What this task involves:
Pull out every line in the items below that contains the string "input". Matches must have the same uppercase and lowercase letters.

Material provided:
────────────────────────────────────────
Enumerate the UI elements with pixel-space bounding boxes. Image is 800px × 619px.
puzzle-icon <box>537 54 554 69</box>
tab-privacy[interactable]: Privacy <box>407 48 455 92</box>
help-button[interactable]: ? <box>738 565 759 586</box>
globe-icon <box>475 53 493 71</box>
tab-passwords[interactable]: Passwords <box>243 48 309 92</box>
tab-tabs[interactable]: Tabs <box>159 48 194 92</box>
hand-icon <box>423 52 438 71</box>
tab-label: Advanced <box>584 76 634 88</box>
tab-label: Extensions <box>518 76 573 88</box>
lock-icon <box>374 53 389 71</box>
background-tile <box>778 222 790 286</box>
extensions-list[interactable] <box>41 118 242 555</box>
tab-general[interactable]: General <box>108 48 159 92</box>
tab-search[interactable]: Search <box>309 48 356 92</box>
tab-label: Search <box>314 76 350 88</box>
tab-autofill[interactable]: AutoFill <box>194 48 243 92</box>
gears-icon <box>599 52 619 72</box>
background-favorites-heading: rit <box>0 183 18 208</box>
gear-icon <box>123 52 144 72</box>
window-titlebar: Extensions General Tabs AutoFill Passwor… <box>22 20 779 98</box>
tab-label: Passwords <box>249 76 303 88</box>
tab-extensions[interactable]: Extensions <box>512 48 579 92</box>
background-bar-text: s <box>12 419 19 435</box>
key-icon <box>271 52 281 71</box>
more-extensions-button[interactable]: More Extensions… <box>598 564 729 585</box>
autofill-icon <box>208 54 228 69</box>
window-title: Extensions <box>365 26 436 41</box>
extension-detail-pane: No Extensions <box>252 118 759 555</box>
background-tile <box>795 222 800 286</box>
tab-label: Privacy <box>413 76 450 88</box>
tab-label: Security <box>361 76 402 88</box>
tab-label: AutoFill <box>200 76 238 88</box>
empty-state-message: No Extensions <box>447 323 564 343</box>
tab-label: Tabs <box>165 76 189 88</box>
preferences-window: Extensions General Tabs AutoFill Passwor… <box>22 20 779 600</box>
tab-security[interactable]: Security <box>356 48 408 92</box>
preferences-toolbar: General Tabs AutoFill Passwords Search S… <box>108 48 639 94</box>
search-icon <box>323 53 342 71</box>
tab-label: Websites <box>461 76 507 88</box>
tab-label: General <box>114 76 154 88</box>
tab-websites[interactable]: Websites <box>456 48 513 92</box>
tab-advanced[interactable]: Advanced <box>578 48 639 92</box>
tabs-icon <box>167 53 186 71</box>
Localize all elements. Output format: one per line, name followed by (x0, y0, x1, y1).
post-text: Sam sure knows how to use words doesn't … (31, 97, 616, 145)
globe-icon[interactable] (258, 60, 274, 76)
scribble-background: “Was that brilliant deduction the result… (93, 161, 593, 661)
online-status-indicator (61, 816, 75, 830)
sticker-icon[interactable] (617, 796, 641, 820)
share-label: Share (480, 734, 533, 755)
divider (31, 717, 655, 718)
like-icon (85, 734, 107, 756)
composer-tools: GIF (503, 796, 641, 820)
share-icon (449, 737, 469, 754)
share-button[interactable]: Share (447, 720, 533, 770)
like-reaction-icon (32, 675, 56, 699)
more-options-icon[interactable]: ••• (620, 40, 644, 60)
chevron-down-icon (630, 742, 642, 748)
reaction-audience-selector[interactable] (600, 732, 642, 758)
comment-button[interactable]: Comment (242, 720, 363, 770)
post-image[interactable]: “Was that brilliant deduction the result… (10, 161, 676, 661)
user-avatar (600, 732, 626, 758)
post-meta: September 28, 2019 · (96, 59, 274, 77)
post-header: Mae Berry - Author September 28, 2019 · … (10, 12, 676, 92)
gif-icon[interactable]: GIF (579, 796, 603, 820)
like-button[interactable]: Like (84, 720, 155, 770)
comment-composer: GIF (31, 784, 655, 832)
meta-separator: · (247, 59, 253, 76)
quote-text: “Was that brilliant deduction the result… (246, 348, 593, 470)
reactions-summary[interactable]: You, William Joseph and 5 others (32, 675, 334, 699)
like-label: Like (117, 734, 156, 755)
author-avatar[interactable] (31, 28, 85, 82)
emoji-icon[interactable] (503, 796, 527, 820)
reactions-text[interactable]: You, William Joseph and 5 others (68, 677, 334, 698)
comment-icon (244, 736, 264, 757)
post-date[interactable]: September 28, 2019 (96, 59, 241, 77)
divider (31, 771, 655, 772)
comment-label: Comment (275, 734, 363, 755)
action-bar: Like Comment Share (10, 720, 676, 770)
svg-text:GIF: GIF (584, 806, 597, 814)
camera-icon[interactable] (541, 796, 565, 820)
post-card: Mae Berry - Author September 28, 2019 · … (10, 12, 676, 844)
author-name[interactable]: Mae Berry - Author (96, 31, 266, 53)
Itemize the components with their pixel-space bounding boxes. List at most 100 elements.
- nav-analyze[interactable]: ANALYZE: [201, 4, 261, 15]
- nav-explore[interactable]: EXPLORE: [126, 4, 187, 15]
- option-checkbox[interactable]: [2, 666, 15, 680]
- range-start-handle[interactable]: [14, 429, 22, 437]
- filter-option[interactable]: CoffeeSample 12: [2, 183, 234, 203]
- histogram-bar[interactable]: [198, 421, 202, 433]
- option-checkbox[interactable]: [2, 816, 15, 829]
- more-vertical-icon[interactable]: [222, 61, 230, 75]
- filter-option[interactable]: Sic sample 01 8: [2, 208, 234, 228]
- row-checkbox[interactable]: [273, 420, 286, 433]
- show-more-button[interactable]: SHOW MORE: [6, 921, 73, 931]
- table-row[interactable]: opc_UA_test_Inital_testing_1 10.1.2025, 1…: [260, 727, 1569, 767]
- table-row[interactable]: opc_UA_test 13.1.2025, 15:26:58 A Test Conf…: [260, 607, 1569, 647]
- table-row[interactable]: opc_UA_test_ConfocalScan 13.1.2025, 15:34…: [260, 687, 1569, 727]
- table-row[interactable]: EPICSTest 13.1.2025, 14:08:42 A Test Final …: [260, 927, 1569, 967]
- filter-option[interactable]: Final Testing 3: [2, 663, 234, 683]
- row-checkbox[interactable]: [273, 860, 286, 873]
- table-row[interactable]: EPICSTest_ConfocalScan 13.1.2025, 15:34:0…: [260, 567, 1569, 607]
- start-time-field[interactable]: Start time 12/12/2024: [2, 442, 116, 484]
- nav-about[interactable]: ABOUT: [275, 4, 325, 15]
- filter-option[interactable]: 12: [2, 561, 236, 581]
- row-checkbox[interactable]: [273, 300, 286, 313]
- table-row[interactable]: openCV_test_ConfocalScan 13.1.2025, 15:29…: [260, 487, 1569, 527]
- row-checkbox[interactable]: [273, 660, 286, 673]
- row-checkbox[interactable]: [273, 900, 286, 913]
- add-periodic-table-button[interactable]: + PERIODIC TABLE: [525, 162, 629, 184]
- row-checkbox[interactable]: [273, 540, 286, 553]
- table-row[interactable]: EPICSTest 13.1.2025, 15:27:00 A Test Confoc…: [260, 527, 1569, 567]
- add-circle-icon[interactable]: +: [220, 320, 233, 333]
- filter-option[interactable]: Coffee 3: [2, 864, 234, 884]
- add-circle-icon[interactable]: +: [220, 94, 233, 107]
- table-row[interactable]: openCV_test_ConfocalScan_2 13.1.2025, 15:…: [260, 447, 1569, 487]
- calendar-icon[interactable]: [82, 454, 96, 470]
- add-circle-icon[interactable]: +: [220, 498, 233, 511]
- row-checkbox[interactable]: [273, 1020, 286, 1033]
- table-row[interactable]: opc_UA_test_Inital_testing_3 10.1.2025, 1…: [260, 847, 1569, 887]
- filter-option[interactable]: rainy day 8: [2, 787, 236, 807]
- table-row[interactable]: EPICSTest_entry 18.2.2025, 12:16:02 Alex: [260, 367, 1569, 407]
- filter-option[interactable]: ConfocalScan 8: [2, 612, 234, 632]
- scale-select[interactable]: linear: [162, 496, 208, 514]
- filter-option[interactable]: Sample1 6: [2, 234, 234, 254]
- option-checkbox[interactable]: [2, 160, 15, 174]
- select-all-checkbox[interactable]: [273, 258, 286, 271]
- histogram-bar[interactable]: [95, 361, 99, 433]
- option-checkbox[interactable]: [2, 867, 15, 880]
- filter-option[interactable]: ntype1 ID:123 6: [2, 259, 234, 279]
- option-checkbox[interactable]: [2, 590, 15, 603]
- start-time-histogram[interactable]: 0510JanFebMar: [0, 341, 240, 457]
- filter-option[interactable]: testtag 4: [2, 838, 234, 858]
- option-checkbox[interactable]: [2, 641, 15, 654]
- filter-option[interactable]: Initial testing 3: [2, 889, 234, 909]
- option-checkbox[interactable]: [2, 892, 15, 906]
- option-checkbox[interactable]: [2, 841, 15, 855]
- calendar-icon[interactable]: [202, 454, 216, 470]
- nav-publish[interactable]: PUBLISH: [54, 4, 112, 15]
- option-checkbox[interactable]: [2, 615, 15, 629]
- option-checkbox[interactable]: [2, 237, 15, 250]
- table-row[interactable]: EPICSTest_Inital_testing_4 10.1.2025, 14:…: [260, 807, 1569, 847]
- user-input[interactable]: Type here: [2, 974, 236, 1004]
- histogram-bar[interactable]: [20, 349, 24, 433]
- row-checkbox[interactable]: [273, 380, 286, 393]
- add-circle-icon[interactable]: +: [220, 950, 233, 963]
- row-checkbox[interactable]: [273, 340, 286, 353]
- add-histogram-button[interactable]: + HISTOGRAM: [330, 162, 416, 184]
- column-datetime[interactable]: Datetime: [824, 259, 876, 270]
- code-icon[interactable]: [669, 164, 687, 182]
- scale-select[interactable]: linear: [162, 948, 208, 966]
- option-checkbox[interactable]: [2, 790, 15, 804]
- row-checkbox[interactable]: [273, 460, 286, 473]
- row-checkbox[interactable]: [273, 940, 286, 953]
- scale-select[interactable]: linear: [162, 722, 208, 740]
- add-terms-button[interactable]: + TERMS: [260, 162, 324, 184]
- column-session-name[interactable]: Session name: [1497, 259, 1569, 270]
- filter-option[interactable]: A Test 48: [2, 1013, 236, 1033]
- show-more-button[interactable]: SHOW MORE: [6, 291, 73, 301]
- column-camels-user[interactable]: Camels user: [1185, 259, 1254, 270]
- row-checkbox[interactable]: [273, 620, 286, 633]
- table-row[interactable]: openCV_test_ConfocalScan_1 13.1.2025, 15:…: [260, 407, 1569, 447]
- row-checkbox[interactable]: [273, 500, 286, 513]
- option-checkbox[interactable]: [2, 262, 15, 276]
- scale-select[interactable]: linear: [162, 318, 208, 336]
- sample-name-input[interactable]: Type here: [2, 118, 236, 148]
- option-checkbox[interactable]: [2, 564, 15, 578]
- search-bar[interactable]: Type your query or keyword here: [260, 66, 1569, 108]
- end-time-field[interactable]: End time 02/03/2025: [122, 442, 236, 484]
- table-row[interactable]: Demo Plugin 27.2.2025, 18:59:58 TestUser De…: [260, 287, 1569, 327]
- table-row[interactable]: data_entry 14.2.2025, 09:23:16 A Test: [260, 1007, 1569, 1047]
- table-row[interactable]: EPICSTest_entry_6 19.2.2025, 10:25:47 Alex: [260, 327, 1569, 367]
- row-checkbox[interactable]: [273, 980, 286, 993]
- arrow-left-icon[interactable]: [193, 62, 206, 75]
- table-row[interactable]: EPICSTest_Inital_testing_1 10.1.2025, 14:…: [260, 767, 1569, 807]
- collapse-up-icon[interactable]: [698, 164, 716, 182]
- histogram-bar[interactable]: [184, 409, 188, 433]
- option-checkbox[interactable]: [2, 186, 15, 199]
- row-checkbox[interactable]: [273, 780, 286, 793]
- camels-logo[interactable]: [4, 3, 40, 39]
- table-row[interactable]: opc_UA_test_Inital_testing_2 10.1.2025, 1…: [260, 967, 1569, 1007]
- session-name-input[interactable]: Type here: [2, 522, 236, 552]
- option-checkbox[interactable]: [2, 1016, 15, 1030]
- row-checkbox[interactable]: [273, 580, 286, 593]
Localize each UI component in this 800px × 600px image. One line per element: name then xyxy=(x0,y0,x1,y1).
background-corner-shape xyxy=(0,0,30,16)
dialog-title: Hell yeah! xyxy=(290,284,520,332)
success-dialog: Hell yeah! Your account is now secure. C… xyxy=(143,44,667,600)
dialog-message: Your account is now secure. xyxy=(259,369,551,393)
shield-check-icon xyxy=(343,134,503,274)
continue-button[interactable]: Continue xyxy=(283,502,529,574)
────────────────────────────────────────
Solved problem:
- user-input[interactable]: Type here: [2, 974, 236, 1004]
- sample-name-input[interactable]: Type here: [2, 118, 236, 148]
- session-name-input[interactable]: Type here: [2, 522, 236, 552]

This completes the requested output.